**TASK STATEMENT**
Render the material again word for word, skipping the pictures in it.

══════

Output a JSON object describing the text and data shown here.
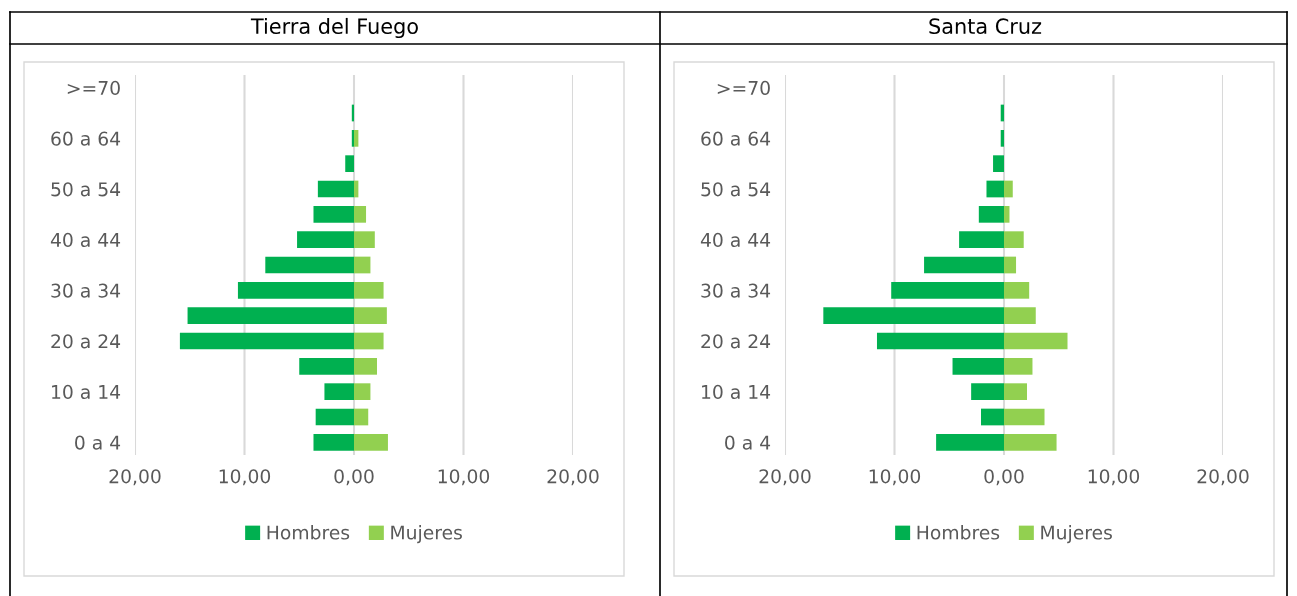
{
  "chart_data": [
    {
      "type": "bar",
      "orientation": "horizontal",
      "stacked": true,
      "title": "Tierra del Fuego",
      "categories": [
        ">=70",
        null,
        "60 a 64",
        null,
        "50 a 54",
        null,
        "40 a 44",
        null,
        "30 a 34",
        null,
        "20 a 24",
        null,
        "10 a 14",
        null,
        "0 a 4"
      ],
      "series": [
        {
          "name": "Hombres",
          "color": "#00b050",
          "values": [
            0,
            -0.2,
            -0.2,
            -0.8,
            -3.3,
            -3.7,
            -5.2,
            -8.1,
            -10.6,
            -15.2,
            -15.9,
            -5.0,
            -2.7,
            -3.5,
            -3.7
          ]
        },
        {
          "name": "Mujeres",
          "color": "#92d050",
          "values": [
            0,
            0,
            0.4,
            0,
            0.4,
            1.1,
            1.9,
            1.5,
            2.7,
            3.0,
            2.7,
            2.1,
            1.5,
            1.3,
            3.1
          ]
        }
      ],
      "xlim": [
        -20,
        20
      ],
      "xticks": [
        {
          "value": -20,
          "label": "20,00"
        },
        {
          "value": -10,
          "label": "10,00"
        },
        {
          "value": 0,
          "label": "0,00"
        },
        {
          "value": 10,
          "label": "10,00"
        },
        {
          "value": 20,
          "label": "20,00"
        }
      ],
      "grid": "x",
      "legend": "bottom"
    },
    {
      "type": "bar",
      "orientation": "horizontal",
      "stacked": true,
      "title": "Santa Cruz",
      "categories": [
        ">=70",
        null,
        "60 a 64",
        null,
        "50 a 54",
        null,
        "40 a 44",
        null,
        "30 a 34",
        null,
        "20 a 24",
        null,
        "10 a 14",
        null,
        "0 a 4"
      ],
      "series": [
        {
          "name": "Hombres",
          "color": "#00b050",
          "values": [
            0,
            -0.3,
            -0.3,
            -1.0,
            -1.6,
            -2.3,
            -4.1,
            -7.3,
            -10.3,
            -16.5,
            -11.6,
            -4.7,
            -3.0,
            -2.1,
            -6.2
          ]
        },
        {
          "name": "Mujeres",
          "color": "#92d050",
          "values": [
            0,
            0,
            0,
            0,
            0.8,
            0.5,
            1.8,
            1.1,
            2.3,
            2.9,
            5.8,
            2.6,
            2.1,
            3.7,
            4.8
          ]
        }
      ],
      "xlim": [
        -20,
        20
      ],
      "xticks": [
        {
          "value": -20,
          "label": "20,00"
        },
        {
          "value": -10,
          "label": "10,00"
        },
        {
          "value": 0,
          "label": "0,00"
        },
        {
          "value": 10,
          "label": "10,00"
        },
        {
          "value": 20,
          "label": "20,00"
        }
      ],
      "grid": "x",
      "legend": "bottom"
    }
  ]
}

══════

**SOLUTION FOR THIS TASK**
Output a JSON object describing the text and data shown here.
{
  "chart_data": [
    {
      "type": "bar",
      "orientation": "horizontal",
      "stacked": true,
      "title": "Tierra del Fuego",
      "categories": [
        ">=70",
        null,
        "60 a 64",
        null,
        "50 a 54",
        null,
        "40 a 44",
        null,
        "30 a 34",
        null,
        "20 a 24",
        null,
        "10 a 14",
        null,
        "0 a 4"
      ],
      "series": [
        {
          "name": "Hombres",
          "color": "#00b050",
          "values": [
            0,
            -0.2,
            -0.2,
            -0.8,
            -3.3,
            -3.7,
            -5.2,
            -8.1,
            -10.6,
            -15.2,
            -15.9,
            -5.0,
            -2.7,
            -3.5,
            -3.7
          ]
        },
        {
          "name": "Mujeres",
          "color": "#92d050",
          "values": [
            0,
            0,
            0.4,
            0,
            0.4,
            1.1,
            1.9,
            1.5,
            2.7,
            3.0,
            2.7,
            2.1,
            1.5,
            1.3,
            3.1
          ]
        }
      ],
      "xlim": [
        -20,
        20
      ],
      "xticks": [
        {
          "value": -20,
          "label": "20,00"
        },
        {
          "value": -10,
          "label": "10,00"
        },
        {
          "value": 0,
          "label": "0,00"
        },
        {
          "value": 10,
          "label": "10,00"
        },
        {
          "value": 20,
          "label": "20,00"
        }
      ],
      "grid": "x",
      "legend": "bottom"
    },
    {
      "type": "bar",
      "orientation": "horizontal",
      "stacked": true,
      "title": "Santa Cruz",
      "categories": [
        ">=70",
        null,
        "60 a 64",
        null,
        "50 a 54",
        null,
        "40 a 44",
        null,
        "30 a 34",
        null,
        "20 a 24",
        null,
        "10 a 14",
        null,
        "0 a 4"
      ],
      "series": [
        {
          "name": "Hombres",
          "color": "#00b050",
          "values": [
            0,
            -0.3,
            -0.3,
            -1.0,
            -1.6,
            -2.3,
            -4.1,
            -7.3,
            -10.3,
            -16.5,
            -11.6,
            -4.7,
            -3.0,
            -2.1,
            -6.2
          ]
        },
        {
          "name": "Mujeres",
          "color": "#92d050",
          "values": [
            0,
            0,
            0,
            0,
            0.8,
            0.5,
            1.8,
            1.1,
            2.3,
            2.9,
            5.8,
            2.6,
            2.1,
            3.7,
            4.8
          ]
        }
      ],
      "xlim": [
        -20,
        20
      ],
      "xticks": [
        {
          "value": -20,
          "label": "20,00"
        },
        {
          "value": -10,
          "label": "10,00"
        },
        {
          "value": 0,
          "label": "0,00"
        },
        {
          "value": 10,
          "label": "10,00"
        },
        {
          "value": 20,
          "label": "20,00"
        }
      ],
      "grid": "x",
      "legend": "bottom"
    }
  ]
}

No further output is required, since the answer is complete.